Consigne 1:
Restituez sans rien changer le passage du texte sur les Aït Atta, ci-dessous, compris entre « Ils sont peu » et « bas de page. », ces deux segments inclus.

Texte à lire:
____
Ils sont peu connus au Maroc, pourtant les Aït Atta symbolisent une époque quasi révolue de l’histoire du pays, celle du nomadisme. Quelques familles vivent encore selon la tradition dans les montagnes désertiques du Djebel Saghro, dans le prolongement de l’Anti-Atlas au sud du Maroc. Galerie photos en bas de page.



Pour les rejoindre, il faut marcher plusieurs jours dans ce massif montagneux aride, qui fut le dernier bastion de résistance face à la colonisation française (voir encadré 2). Les Aït Atta avaient la réputation d’être de vaillants guerriers, aujourd’hui, ce sont de simples bergers. Difficile de les rencontrer par hasard, il faut être emmené par un guide : Brahim est le fils d’une des familles qui sillonnent les sommets du Djebel Saghro.

Environ deux fois par année, ce jeune homme de 23 ans emmène des touristes chez ses parents. La pente escarpée est jonchée de pierres volcaniques rouges et noires, un paysage lunaire ponctué d’oasis vertes au fond des vallées : ce sont les villages berbères irrigués par des canaux de fortune, creusés dans le sol rougeâtre. Sur les plus hauts sommets, on retrouve la trace des nomades. « Regardez ces pierres, commente Brahim, elles ont été emboîtées pour former des enclos. Ces murets délimitent nos lieux de vies. Nous prenons le thé dans ce petit cercle. Dans les plus grands, nous gardons les chèvres et les moutons. » Le lieu est désertique, pas un seul grain d’herbe, ni une goutte d’eau, les ruisseaux coulent en bas… beaucoup plus bas.

La famille de Brahim se trouve depuis deux semaines sur une autre montagne à flan des rochers à 2000 mètres d’altitude. Elle a choisi cet emplacement abrité pour se protéger du froid. La tente tissée par les femmes avec des poils de chameaux et de chèvres se dresse à côté des enclos de pierres et d’une grotte… emménagée en cuisine. Les femmes s’affairent autour d’un feu, accroupies sous la voûte noircie par la fumée.

Arrivée au campement
Pas de grandes effusions pour accueillir Brahim, mais le traditionnel thé à la menthe, avec des galettes de pain chaudes que l’on trempe dans de l’huile d’olive. On parle de la sécheresse, du mouton perdu la semaine dernière, de la santé déficiente du patriarche.

Le feu crépite… Les femmes préparent le repas du soir. Tous les jours les mêmes plats : de la soupe fortement assaisonnée au cumin et le traditionnel couscous agrémenté de betteraves séchées, seuls légumes disponibles. Les dattes jouent également un rôle essentiel dans l’alimentation, comme dans le désert. Elles s’achètent par kilos et peuvent se conserver durant 20 ans !

De gros bidons remplis d’eau jonchent le sol de la grotte. Deux fois par jour, les femmes marchent une demi-heure jusqu’au ruisseau pour récolter le précieux liquide. « Ce n’est pas beaucoup, sourit Brahim. Parfois, il faut deux heures avant d’accéder à une source. L’hiver, c’est plus dur encore ! Certains ruisseaux sont gelés et nous devons briser la glace pour nous approvisionner. »
____
Consigne 2:
Relevez dans le listing ci-dessous chaque ligne qui contient la chaîne « 进行图像识别 ». La casse compte.
____
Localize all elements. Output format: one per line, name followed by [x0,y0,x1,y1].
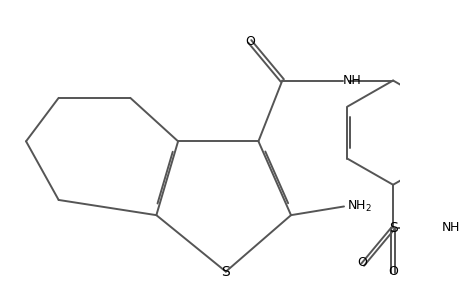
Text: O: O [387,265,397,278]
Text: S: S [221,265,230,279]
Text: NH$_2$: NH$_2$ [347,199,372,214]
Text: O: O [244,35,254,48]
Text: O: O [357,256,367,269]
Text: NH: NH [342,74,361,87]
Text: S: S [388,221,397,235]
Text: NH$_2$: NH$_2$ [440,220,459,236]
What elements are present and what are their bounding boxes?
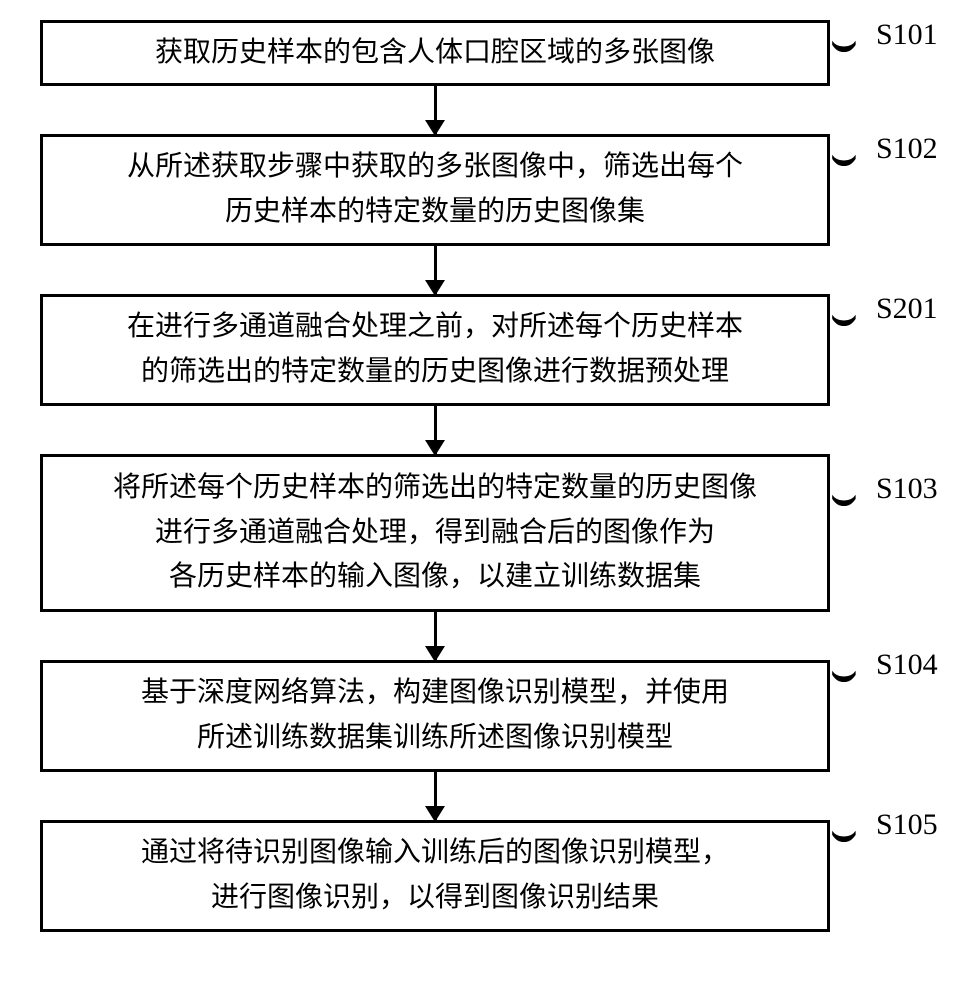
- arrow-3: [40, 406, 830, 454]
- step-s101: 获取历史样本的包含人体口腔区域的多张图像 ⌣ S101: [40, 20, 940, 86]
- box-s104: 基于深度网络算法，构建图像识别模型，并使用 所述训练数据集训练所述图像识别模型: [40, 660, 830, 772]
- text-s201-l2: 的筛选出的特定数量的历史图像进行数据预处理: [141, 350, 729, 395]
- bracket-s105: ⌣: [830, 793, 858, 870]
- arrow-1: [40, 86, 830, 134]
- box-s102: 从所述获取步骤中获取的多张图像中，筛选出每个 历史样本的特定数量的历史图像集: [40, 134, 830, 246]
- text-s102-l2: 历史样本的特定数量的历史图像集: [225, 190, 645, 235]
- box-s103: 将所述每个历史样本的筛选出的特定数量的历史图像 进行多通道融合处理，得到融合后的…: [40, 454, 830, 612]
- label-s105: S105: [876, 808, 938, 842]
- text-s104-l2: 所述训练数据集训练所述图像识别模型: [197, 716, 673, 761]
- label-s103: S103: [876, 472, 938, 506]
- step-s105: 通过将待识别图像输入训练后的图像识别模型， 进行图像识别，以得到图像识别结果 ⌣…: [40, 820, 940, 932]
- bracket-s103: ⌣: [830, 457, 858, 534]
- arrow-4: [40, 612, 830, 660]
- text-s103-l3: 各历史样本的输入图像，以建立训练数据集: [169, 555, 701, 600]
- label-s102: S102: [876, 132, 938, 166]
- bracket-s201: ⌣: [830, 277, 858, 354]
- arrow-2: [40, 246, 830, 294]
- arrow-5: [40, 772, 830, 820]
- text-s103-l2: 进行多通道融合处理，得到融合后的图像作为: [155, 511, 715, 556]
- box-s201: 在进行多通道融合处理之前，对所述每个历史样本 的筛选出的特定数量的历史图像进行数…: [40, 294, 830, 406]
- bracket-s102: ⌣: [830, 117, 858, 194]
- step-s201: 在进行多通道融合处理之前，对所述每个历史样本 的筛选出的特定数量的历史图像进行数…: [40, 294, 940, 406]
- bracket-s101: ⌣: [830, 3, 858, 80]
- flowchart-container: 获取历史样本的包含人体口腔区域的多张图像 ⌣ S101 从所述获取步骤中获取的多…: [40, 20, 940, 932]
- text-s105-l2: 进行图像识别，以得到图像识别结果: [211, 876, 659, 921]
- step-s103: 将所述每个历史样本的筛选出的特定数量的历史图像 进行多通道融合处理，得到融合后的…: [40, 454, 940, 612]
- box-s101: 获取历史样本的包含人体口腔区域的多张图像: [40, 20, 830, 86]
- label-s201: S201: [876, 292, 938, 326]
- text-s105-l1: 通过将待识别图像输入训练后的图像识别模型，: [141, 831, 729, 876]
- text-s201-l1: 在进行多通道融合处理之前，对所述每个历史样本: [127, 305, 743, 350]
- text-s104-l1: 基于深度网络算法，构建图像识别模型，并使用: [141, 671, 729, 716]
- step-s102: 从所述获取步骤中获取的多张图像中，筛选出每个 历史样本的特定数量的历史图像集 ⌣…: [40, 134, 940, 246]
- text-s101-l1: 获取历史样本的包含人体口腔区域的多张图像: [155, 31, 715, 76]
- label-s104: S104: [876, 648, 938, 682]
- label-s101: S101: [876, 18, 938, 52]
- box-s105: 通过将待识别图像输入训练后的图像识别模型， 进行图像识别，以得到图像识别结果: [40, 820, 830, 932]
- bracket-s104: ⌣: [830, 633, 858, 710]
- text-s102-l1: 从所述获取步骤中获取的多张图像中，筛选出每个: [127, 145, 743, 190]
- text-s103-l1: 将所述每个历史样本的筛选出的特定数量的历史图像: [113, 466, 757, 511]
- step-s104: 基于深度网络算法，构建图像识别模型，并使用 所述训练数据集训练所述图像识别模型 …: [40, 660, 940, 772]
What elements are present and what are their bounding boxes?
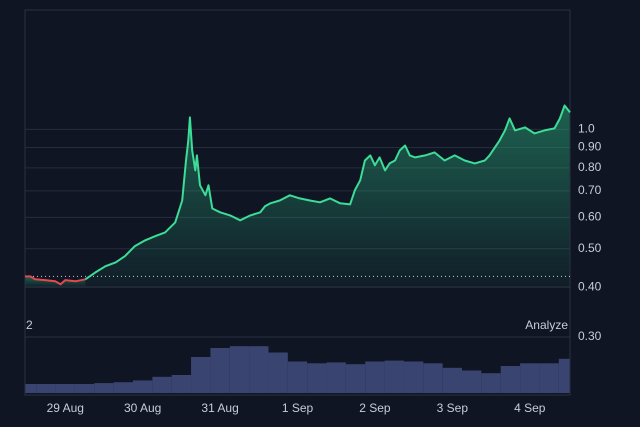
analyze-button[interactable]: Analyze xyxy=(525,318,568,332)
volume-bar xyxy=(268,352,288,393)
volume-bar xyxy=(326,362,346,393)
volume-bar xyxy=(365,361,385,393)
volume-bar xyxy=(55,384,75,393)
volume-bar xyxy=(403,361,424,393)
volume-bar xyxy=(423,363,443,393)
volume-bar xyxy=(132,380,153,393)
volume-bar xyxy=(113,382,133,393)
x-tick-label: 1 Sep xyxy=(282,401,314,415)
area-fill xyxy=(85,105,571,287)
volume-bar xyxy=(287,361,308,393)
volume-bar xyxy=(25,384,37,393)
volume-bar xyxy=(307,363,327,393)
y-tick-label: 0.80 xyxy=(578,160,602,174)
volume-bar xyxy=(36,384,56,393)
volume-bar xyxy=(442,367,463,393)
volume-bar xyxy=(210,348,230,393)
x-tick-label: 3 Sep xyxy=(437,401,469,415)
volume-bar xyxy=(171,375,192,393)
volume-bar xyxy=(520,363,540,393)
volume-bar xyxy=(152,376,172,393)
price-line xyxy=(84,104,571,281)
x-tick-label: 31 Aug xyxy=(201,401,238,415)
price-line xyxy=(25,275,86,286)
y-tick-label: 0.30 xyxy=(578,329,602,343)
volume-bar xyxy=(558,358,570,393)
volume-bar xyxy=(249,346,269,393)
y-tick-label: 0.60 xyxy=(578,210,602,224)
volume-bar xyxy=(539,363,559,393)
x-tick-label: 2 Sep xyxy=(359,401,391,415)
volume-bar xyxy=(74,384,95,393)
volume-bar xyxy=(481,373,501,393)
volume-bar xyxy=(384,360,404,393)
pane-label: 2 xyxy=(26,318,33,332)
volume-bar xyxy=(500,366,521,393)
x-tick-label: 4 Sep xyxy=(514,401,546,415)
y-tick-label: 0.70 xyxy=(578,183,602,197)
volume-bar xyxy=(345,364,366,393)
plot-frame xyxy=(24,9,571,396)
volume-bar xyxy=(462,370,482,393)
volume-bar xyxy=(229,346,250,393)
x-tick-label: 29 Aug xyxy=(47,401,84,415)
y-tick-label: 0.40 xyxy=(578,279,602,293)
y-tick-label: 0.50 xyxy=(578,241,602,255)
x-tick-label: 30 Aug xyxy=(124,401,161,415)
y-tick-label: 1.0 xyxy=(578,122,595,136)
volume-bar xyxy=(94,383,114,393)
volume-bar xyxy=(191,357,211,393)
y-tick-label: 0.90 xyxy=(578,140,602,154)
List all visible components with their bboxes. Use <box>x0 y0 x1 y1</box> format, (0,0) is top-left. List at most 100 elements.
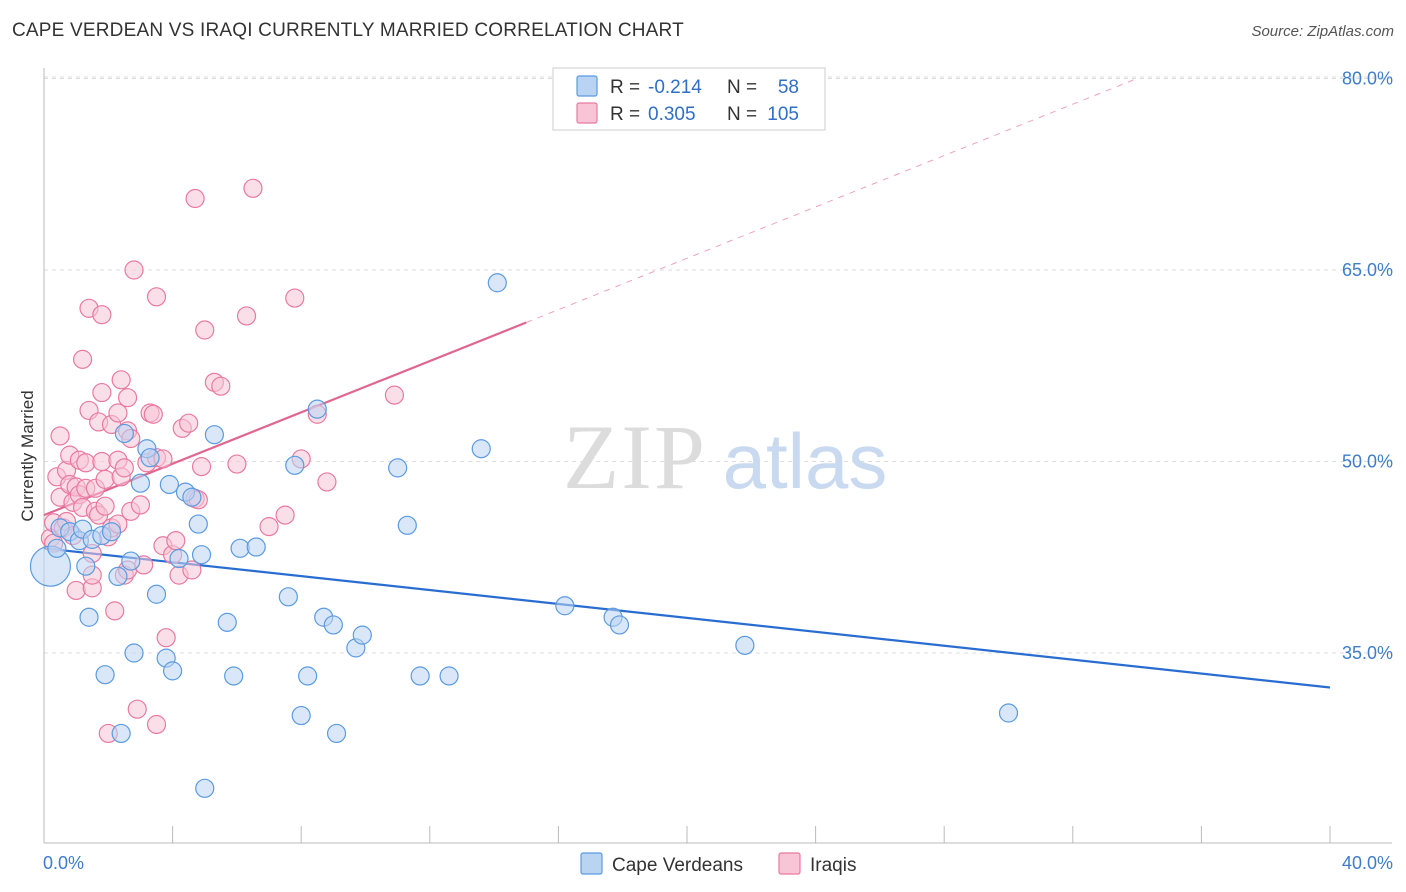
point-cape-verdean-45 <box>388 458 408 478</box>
____
Réponse rédigée 1:
Ils sont peu connus au Maroc, pourtant les Aït Atta symbolisent une époque quasi révolue de l’histoire du pays, celle du nomadisme. Quelques familles vivent encore selon la tradition dans les montagnes désertiques du Djebel Saghro, dans le prolongement de l’Anti-Atlas au sud du Maroc. Galerie photos en bas de page.

Réponse rédigée 2:
- step-s105: 通过将待识别图像输入训练后的图像识别模型， 进行图像识别，以得到图像识别结果 ⌣…: [40, 820, 940, 932]
- text-s105-l2: 进行图像识别，以得到图像识别结果: [211, 876, 659, 921]
- box-s105: 通过将待识别图像输入训练后的图像识别模型， 进行图像识别，以得到图像识别结果: [40, 820, 830, 932]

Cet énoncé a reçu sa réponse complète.